§ Things to do
**1)** According to the personnel recovery article, how many people had been rescued so far in the Afghan conflict?
**2)** Continue the personnel recovery article from the point where it stops.

§ Document
News-Info-Alerts

Re: Joint Focus in Personnel Recovery

To: ALL

From: Andi Wolos & Bob Necci

(POW-MIA InterNetwork)

Date: September 26, 2002

"Joint Focus Sought In Personnel Recovery

Pentagon urges service leaders to combine rescue, intelligence efforts

by Elizabeth G. Book

A heightened pace of military operations and the nature of the threats confronting U.S. troops call for improvements in personnel rescue techniques and equipment, said officials.

Although each service has specially-trained personnel recovery forces, the Pentagon is pushing for joint tactics and procedures. A new multi-service computer program to manage personnel recovery missions, for example, is now in use, and a new Defense Intelligence Agency analytic cell has been established to work cooperatively on personnel recovery issues.

“Personnel recovery is critical to our nation and to our forces. It also denies the enemy a key source of intelligence,” said Air Force Maj. Gen. Victor Renuart, director of operations for the U.S. Central Command, which has responsibility for the war in Afghanistan.

He spoke at a conference sponsored by the Defense Prisoner of War/Missing in Action Office (DPMO) and the National Defense Industrial Association.

In the Afghan conflict, the United States Central Command has conducted the highest number of rescues since the Vietnam War. More than 170 individuals have been rescued so far, said Renuart.

CENTCOM combines the services’ capabilities with various other joint capabilities, to assist in what is “an uncertain operational environment with a low- to medium-threat risk,” he said. Elements from all sectors of the military have been employed, such as search and rescue (SAR), combat search and rescue (CSAR), joint combat search and rescue (JCSAR), and non-conventional assisted recovery (NAR).

§ Dataset entries

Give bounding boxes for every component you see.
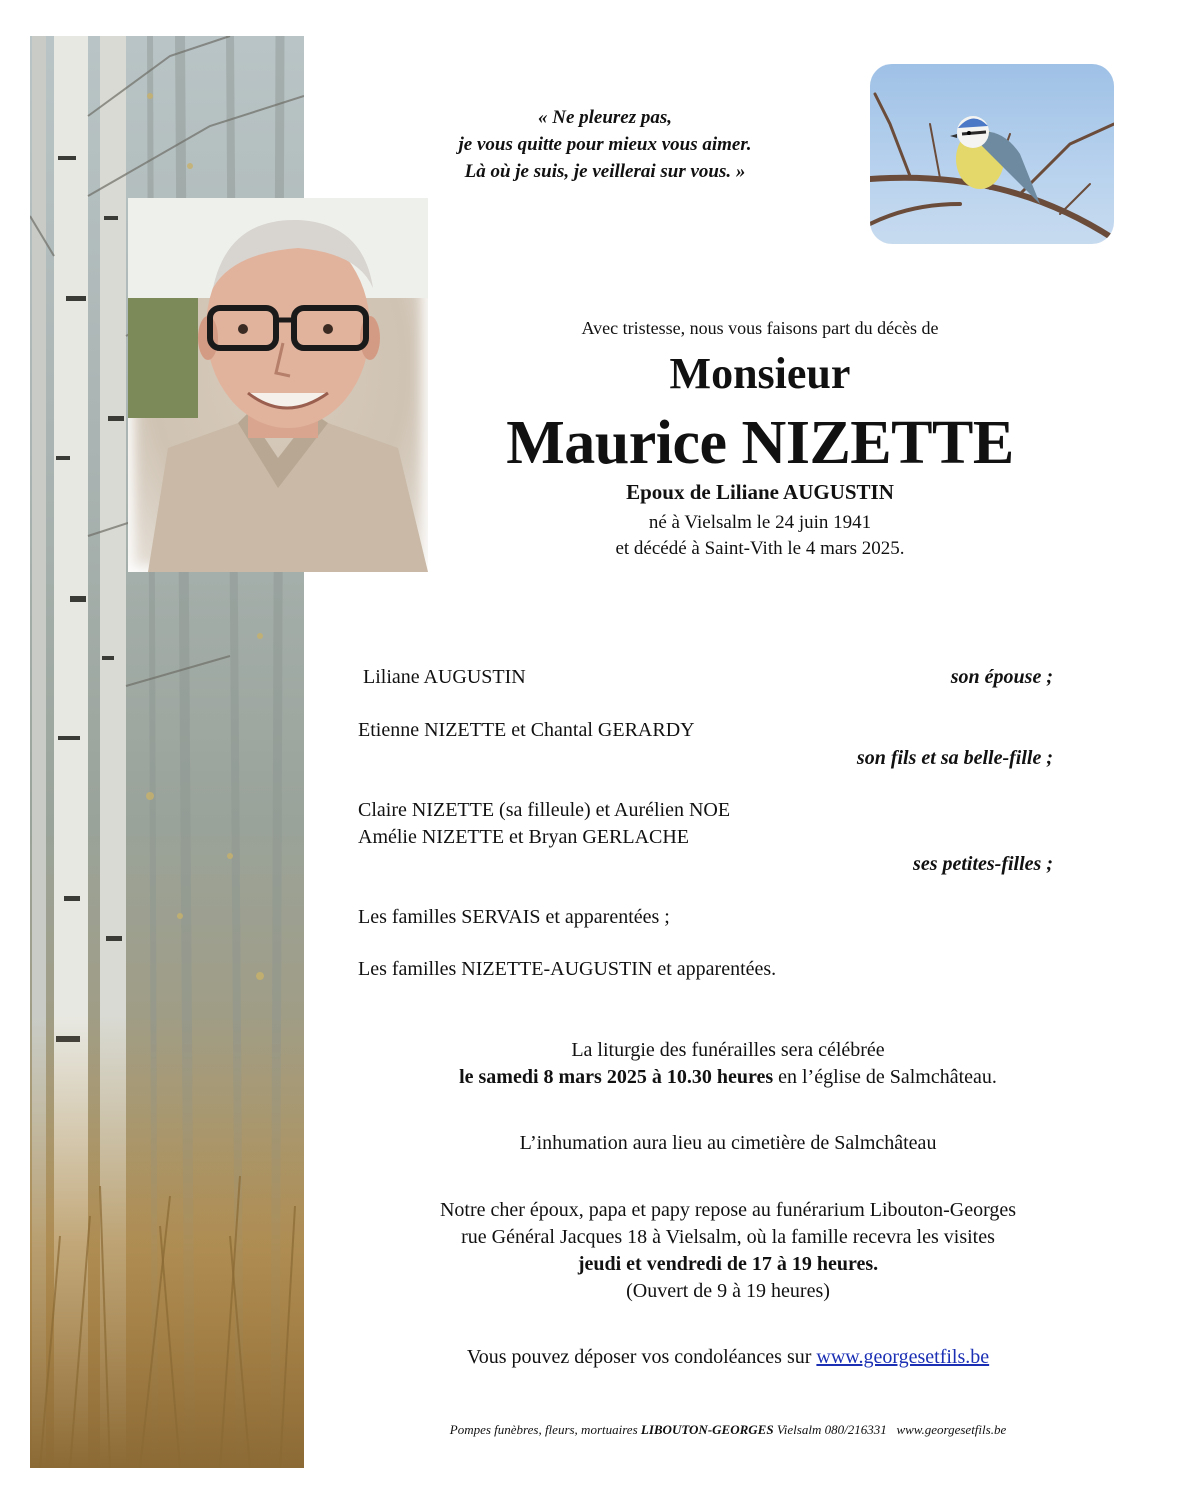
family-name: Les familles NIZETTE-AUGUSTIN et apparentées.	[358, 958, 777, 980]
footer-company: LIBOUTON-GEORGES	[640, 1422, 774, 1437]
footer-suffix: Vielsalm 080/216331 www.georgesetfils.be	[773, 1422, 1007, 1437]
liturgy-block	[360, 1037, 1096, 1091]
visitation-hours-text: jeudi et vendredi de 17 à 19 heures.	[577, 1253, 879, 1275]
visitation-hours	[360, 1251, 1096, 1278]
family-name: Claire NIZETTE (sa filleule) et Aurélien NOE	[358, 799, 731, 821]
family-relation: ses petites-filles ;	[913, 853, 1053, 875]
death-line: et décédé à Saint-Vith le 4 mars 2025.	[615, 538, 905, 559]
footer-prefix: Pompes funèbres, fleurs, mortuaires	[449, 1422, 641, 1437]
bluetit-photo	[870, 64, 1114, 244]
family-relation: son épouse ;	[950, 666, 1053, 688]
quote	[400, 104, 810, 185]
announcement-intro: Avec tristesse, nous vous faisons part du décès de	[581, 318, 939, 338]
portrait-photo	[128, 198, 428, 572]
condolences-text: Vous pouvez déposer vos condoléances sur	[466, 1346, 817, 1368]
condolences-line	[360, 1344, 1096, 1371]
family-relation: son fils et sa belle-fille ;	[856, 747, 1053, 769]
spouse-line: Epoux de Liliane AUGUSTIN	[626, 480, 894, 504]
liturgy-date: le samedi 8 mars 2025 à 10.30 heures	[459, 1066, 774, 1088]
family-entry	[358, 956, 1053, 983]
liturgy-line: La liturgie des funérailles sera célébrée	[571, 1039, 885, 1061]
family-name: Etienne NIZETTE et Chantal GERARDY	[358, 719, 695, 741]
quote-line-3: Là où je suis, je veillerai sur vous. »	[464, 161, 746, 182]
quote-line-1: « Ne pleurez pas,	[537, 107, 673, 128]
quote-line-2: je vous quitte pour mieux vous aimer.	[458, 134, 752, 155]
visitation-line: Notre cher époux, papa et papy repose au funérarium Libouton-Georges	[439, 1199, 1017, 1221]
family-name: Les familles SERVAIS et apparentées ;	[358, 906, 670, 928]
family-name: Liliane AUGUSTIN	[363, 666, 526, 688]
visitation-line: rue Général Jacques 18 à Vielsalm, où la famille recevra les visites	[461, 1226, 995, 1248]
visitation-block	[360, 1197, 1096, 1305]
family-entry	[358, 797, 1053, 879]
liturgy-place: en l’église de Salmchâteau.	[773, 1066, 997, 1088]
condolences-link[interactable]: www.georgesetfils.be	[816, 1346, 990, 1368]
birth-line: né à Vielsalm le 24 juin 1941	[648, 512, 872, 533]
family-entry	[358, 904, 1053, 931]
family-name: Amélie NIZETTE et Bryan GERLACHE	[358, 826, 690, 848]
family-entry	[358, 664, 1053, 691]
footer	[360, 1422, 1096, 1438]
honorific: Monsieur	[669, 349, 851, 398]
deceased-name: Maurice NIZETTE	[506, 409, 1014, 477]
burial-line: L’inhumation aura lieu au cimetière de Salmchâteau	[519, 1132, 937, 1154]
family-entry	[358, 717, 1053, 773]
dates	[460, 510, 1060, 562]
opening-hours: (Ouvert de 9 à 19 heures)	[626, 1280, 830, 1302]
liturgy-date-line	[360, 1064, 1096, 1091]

§ Solved problems
**1)** More than 170.

**2)**
Renuart cited the challenges posed by the Afghan terrain, which is extremely mountainous—49 percent of it is 2,000 kilometers above sea level. Helicopters often lose their effectiveness at that altitude, he said, which can impede operations. Climate factors also have made certain recoveries difficult. “It was an extremely cold winter with little rainfall,” he explained.

A successful personnel recovery last November occurred when an MH-53 helicopter was forced to conduct a hard emergency landing. “An 11-man crew was isolated behind enemy lines,” he said. Using near real-time notification, recovery forces took action in a dangerous terrain at a 3,000-meter elevation. “It took three hours, but joint recovery forces recovered all personnel,” he said. “In earlier times, this would have taken many hours or days,” he said.

There were four serious injuries and cases of hypothermia. The aircraft was unrecoverable, but troops managed to destroy the aircraft so that it could not be used by enemy forces to gather intelligence or for any other purpose.

Intelligence Improvements

The Defense Intelligence Agency, in September 2001, launched a prisoner of war/missing-in-action analytic cell to improve the intelligence involved in soldier rescue. The move “represents a new direction in the intelligence community’s support to the warfighter, the policy maker and the joint staff,” said Tom Brown, of the Defense Intelligence Agency.

The cell provides “direct intelligence support [to help recover] isolated captured or missing personnel,” he said.

Brown said the cell was established because of shortfalls in coordination between the national intelligence community, the operators and the soldiers on the ground.

The mission of the analytic cell is to establish and maintain an interagency, joint capability to support activities relative to prisoners of war and missing personnel, as well as provide baseline assessments. One goal is to establish a “crisis surge capability,” Brown said.

The cell is “up and running,” and has been working in direct support of Operation Enduring Freedom and the war on terrorism, said Brown.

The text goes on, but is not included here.